** Task statement **
The records below should be written out again, exactly.
--- Begin Dataset ---
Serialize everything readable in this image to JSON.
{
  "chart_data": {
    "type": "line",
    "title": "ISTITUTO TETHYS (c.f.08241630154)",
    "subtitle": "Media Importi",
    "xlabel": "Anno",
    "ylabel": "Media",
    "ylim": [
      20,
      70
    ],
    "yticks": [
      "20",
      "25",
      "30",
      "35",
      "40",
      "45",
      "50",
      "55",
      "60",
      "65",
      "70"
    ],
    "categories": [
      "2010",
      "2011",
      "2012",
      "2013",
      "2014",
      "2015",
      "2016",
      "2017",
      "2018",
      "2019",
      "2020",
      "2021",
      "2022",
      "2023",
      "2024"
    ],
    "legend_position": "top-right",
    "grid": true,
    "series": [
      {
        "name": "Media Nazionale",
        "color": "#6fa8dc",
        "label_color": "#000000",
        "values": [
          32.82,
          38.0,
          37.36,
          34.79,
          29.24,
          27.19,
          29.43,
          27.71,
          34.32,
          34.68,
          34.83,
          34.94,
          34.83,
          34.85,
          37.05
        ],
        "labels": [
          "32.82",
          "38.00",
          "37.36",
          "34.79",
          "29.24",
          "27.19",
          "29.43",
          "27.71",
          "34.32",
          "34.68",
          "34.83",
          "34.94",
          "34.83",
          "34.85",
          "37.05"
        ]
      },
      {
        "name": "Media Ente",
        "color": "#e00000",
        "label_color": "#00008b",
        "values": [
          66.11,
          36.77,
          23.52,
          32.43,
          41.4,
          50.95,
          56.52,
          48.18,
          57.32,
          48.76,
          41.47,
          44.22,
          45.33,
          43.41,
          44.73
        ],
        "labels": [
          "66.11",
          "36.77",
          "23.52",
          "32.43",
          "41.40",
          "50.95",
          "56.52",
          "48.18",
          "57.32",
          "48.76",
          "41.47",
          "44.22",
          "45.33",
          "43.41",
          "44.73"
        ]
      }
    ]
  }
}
--- End Dataset ---
** Finished task **
Serialize everything readable in this image to JSON.
{
  "chart_data": {
    "type": "line",
    "title": "ISTITUTO TETHYS (c.f.08241630154)",
    "subtitle": "Media Importi",
    "xlabel": "Anno",
    "ylabel": "Media",
    "ylim": [
      20,
      70
    ],
    "yticks": [
      "20",
      "25",
      "30",
      "35",
      "40",
      "45",
      "50",
      "55",
      "60",
      "65",
      "70"
    ],
    "categories": [
      "2010",
      "2011",
      "2012",
      "2013",
      "2014",
      "2015",
      "2016",
      "2017",
      "2018",
      "2019",
      "2020",
      "2021",
      "2022",
      "2023",
      "2024"
    ],
    "legend_position": "top-right",
    "grid": true,
    "series": [
      {
        "name": "Media Nazionale",
        "color": "#6fa8dc",
        "label_color": "#000000",
        "values": [
          32.82,
          38.0,
          37.36,
          34.79,
          29.24,
          27.19,
          29.43,
          27.71,
          34.32,
          34.68,
          34.83,
          34.94,
          34.83,
          34.85,
          37.05
        ],
        "labels": [
          "32.82",
          "38.00",
          "37.36",
          "34.79",
          "29.24",
          "27.19",
          "29.43",
          "27.71",
          "34.32",
          "34.68",
          "34.83",
          "34.94",
          "34.83",
          "34.85",
          "37.05"
        ]
      },
      {
        "name": "Media Ente",
        "color": "#e00000",
        "label_color": "#00008b",
        "values": [
          66.11,
          36.77,
          23.52,
          32.43,
          41.4,
          50.95,
          56.52,
          48.18,
          57.32,
          48.76,
          41.47,
          44.22,
          45.33,
          43.41,
          44.73
        ],
        "labels": [
          "66.11",
          "36.77",
          "23.52",
          "32.43",
          "41.40",
          "50.95",
          "56.52",
          "48.18",
          "57.32",
          "48.76",
          "41.47",
          "44.22",
          "45.33",
          "43.41",
          "44.73"
        ]
      }
    ]
  }
}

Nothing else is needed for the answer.